§ **Set task**: Output every line below exactly.
**** Supplied material ****
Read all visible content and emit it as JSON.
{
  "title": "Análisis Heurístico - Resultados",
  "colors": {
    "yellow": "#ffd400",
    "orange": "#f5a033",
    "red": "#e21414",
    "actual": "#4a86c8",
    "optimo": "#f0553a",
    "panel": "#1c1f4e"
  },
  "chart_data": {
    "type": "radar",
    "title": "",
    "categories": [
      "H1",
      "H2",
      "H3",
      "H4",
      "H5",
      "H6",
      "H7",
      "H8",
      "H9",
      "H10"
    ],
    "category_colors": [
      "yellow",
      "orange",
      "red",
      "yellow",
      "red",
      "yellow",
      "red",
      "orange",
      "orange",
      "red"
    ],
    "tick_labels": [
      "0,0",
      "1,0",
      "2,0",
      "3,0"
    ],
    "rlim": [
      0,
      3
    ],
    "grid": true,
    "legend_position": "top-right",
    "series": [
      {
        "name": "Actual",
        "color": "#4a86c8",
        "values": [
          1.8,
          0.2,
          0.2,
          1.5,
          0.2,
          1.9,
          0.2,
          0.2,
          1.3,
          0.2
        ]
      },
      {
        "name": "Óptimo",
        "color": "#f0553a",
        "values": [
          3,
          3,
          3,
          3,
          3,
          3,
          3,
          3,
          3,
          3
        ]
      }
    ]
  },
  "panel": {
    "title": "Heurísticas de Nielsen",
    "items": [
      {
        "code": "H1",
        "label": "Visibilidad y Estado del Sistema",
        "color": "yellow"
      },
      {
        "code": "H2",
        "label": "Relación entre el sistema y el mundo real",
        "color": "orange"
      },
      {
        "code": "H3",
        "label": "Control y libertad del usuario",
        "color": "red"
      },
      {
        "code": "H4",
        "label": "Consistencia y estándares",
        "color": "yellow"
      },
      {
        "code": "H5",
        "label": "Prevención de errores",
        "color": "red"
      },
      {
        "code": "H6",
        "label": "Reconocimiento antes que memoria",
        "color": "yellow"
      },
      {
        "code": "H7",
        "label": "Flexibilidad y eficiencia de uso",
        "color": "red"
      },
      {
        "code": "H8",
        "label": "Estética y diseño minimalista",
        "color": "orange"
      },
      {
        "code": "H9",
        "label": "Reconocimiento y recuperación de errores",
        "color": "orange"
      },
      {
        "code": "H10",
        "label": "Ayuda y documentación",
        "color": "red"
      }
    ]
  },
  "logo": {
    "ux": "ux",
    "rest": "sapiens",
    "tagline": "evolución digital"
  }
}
****
§ **The reply**:
Read all visible content and emit it as JSON.
{
  "title": "Análisis Heurístico - Resultados",
  "colors": {
    "yellow": "#ffd400",
    "orange": "#f5a033",
    "red": "#e21414",
    "actual": "#4a86c8",
    "optimo": "#f0553a",
    "panel": "#1c1f4e"
  },
  "chart_data": {
    "type": "radar",
    "title": "",
    "categories": [
      "H1",
      "H2",
      "H3",
      "H4",
      "H5",
      "H6",
      "H7",
      "H8",
      "H9",
      "H10"
    ],
    "category_colors": [
      "yellow",
      "orange",
      "red",
      "yellow",
      "red",
      "yellow",
      "red",
      "orange",
      "orange",
      "red"
    ],
    "tick_labels": [
      "0,0",
      "1,0",
      "2,0",
      "3,0"
    ],
    "rlim": [
      0,
      3
    ],
    "grid": true,
    "legend_position": "top-right",
    "series": [
      {
        "name": "Actual",
        "color": "#4a86c8",
        "values": [
          1.8,
          0.2,
          0.2,
          1.5,
          0.2,
          1.9,
          0.2,
          0.2,
          1.3,
          0.2
        ]
      },
      {
        "name": "Óptimo",
        "color": "#f0553a",
        "values": [
          3,
          3,
          3,
          3,
          3,
          3,
          3,
          3,
          3,
          3
        ]
      }
    ]
  },
  "panel": {
    "title": "Heurísticas de Nielsen",
    "items": [
      {
        "code": "H1",
        "label": "Visibilidad y Estado del Sistema",
        "color": "yellow"
      },
      {
        "code": "H2",
        "label": "Relación entre el sistema y el mundo real",
        "color": "orange"
      },
      {
        "code": "H3",
        "label": "Control y libertad del usuario",
        "color": "red"
      },
      {
        "code": "H4",
        "label": "Consistencia y estándares",
        "color": "yellow"
      },
      {
        "code": "H5",
        "label": "Prevención de errores",
        "color": "red"
      },
      {
        "code": "H6",
        "label": "Reconocimiento antes que memoria",
        "color": "yellow"
      },
      {
        "code": "H7",
        "label": "Flexibilidad y eficiencia de uso",
        "color": "red"
      },
      {
        "code": "H8",
        "label": "Estética y diseño minimalista",
        "color": "orange"
      },
      {
        "code": "H9",
        "label": "Reconocimiento y recuperación de errores",
        "color": "orange"
      },
      {
        "code": "H10",
        "label": "Ayuda y documentación",
        "color": "red"
      }
    ]
  },
  "logo": {
    "ux": "ux",
    "rest": "sapiens",
    "tagline": "evolución digital"
  }
}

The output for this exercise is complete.